* What this task involves *
Return all the data, word for word.

-------- Recorded information --------

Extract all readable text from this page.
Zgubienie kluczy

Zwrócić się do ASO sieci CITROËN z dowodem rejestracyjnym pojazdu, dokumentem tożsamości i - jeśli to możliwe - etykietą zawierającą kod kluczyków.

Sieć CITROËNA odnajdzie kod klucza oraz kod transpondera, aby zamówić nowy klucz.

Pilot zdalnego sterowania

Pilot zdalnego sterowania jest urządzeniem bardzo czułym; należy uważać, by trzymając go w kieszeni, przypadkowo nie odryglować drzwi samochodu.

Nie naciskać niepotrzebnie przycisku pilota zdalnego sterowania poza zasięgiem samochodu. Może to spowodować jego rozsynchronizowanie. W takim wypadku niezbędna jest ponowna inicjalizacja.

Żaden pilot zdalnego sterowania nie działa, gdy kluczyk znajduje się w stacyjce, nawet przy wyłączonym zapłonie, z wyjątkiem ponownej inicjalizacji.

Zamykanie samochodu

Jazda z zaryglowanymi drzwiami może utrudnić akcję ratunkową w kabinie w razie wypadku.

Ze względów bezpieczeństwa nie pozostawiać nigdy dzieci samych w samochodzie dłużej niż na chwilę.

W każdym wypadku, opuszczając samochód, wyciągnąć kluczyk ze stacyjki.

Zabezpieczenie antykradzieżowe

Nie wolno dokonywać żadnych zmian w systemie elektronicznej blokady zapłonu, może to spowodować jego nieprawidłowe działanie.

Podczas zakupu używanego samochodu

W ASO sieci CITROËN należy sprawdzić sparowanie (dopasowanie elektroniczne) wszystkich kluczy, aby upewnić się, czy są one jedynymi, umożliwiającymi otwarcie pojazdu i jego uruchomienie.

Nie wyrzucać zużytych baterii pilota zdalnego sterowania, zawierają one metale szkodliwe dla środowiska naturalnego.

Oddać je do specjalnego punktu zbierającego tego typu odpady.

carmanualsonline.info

--------

* Solution for this problem *
Extract all readable text from this page.
Zgubienie kluczy

Zwrócić się do ASO sieci CITROËN z dowodem rejestracyjnym pojazdu, dokumentem tożsamości i - jeśli to możliwe - etykietą zawierającą kod kluczyków.

Sieć CITROËNA odnajdzie kod klucza oraz kod transpondera, aby zamówić nowy klucz.

Pilot zdalnego sterowania

Pilot zdalnego sterowania jest urządzeniem bardzo czułym; należy uważać, by trzymając go w kieszeni, przypadkowo nie odryglować drzwi samochodu.

Nie naciskać niepotrzebnie przycisku pilota zdalnego sterowania poza zasięgiem samochodu. Może to spowodować jego rozsynchronizowanie. W takim wypadku niezbędna jest ponowna inicjalizacja.

Żaden pilot zdalnego sterowania nie działa, gdy kluczyk znajduje się w stacyjce, nawet przy wyłączonym zapłonie, z wyjątkiem ponownej inicjalizacji.

Zamykanie samochodu

Jazda z zaryglowanymi drzwiami może utrudnić akcję ratunkową w kabinie w razie wypadku.

Ze względów bezpieczeństwa nie pozostawiać nigdy dzieci samych w samochodzie dłużej niż na chwilę.

W każdym wypadku, opuszczając samochód, wyciągnąć kluczyk ze stacyjki.

Zabezpieczenie antykradzieżowe

Nie wolno dokonywać żadnych zmian w systemie elektronicznej blokady zapłonu, może to spowodować jego nieprawidłowe działanie.

Podczas zakupu używanego samochodu

W ASO sieci CITROËN należy sprawdzić sparowanie (dopasowanie elektroniczne) wszystkich kluczy, aby upewnić się, czy są one jedynymi, umożliwiającymi otwarcie pojazdu i jego uruchomienie.

Nie wyrzucać zużytych baterii pilota zdalnego sterowania, zawierają one metale szkodliwe dla środowiska naturalnego.

Oddać je do specjalnego punktu zbierającego tego typu odpady.

carmanualsonline.info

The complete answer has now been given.